Goal of the exercise – Copy out each line of the material below that holds the string "militari".

Materials provided –
______________________________

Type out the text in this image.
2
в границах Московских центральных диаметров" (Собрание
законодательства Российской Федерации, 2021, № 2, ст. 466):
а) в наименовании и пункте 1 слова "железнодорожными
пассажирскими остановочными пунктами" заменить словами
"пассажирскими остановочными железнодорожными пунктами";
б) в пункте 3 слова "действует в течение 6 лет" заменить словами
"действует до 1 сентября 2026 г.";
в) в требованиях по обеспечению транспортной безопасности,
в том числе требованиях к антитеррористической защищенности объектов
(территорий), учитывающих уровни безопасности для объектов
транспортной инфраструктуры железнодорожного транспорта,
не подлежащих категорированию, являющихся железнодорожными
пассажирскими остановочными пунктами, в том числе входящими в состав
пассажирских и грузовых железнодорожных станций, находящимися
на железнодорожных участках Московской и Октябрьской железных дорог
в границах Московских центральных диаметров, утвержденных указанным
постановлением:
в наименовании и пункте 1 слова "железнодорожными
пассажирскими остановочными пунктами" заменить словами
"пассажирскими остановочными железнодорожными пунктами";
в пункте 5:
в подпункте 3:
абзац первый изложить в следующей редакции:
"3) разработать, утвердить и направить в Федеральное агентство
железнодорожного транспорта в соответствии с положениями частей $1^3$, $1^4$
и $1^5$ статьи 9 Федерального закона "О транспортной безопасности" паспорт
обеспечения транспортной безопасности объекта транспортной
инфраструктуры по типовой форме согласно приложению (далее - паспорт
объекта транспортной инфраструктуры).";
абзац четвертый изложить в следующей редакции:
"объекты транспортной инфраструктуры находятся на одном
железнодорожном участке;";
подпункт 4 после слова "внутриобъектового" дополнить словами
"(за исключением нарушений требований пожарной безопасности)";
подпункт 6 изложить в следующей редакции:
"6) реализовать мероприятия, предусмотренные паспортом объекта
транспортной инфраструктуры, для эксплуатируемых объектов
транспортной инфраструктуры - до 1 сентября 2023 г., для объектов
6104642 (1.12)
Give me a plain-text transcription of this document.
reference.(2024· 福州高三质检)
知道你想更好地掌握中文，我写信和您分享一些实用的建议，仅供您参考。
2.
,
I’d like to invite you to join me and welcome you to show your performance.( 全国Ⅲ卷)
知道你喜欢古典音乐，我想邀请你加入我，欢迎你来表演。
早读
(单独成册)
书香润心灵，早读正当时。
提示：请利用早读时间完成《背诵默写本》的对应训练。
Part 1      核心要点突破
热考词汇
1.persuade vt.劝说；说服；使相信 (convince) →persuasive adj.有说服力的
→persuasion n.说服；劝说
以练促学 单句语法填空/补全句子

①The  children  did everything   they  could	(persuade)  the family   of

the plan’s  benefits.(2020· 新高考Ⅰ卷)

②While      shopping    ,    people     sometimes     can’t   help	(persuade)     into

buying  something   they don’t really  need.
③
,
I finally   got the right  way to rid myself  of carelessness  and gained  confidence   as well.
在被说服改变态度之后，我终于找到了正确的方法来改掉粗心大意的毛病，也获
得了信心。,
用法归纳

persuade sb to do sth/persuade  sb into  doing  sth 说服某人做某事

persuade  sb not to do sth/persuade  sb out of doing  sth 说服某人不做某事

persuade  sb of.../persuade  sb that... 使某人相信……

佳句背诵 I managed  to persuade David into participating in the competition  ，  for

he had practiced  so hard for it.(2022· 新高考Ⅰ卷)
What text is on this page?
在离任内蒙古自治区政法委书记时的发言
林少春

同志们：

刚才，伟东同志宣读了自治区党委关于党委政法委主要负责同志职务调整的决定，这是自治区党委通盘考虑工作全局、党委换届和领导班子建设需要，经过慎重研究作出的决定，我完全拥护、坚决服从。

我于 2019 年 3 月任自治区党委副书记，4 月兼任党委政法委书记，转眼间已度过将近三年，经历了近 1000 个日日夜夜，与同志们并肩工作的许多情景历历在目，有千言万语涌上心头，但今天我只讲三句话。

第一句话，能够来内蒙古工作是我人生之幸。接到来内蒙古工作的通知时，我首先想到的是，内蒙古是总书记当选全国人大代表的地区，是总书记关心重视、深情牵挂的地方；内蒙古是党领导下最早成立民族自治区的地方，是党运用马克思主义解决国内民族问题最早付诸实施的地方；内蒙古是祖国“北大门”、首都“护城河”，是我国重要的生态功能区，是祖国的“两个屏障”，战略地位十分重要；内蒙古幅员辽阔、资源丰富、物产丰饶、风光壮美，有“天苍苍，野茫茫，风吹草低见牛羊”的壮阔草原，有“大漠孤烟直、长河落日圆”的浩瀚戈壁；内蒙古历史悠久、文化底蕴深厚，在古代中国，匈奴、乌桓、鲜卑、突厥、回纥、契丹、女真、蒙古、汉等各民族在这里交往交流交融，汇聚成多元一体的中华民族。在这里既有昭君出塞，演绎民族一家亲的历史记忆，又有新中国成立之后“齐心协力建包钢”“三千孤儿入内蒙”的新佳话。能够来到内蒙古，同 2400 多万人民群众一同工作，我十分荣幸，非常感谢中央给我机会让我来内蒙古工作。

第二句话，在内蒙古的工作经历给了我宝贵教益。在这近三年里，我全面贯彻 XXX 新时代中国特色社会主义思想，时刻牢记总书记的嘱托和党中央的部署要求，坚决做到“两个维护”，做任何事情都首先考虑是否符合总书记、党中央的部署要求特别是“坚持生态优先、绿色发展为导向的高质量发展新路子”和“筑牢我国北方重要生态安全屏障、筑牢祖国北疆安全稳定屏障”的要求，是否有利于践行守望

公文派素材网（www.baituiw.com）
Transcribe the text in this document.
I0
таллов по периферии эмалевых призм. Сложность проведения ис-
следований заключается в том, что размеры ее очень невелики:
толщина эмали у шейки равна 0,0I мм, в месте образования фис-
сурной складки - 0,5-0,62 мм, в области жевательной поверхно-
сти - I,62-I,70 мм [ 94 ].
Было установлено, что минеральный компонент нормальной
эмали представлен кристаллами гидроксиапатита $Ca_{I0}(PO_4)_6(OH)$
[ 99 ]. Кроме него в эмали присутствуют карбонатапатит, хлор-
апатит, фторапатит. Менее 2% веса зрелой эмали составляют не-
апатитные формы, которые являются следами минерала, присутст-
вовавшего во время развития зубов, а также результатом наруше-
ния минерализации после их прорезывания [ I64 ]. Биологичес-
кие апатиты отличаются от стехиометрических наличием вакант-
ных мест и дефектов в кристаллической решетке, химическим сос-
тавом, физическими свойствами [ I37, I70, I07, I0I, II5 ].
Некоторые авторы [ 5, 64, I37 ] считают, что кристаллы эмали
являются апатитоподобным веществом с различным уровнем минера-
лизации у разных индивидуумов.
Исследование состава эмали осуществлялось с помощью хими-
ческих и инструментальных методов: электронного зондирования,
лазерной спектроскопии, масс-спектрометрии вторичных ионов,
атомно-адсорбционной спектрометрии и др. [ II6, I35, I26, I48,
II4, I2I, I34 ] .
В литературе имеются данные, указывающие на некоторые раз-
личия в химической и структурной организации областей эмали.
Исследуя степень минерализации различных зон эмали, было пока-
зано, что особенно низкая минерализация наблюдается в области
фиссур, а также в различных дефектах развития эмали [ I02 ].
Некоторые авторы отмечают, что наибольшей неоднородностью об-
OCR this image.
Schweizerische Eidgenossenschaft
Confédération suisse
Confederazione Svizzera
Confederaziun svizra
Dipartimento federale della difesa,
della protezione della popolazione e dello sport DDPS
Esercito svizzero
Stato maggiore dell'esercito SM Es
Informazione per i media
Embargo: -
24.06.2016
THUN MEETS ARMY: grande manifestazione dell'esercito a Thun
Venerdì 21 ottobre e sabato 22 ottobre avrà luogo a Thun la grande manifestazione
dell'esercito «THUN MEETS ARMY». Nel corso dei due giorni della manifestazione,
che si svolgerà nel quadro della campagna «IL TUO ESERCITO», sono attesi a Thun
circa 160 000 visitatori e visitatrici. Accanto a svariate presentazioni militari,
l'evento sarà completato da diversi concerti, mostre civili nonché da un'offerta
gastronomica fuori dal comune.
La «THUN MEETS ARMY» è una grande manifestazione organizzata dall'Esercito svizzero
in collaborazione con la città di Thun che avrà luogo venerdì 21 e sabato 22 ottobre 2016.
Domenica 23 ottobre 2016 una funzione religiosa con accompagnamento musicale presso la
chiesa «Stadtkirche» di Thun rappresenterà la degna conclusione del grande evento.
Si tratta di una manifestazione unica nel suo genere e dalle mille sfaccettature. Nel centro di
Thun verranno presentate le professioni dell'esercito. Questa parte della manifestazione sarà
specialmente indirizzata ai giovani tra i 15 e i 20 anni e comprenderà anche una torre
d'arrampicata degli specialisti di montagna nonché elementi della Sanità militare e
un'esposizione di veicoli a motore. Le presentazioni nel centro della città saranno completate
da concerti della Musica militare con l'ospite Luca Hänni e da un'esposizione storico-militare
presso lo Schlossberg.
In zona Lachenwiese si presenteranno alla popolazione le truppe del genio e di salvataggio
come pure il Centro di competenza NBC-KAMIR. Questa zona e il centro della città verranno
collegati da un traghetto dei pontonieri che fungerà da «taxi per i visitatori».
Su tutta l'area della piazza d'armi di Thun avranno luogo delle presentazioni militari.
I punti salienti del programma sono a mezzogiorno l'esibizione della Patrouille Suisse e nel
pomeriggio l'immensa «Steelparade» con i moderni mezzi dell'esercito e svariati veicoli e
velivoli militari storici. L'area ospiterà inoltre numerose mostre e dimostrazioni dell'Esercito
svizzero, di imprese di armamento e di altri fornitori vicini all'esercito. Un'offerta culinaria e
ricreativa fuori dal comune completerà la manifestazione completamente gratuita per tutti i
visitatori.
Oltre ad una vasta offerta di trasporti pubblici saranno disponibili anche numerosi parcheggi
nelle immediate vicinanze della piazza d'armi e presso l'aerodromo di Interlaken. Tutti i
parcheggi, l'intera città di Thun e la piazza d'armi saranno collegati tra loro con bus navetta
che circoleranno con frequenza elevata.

______________________________

Task answer –
circa 160 000 visitatori e visitatrici. Accanto a svariate presentazioni militari,
Su tutta l'area della piazza d'armi di Thun avranno luogo delle presentazioni militari.
velivoli militari storici. L'area ospiterà inoltre numerose mostre e dimostrazioni dell'Esercito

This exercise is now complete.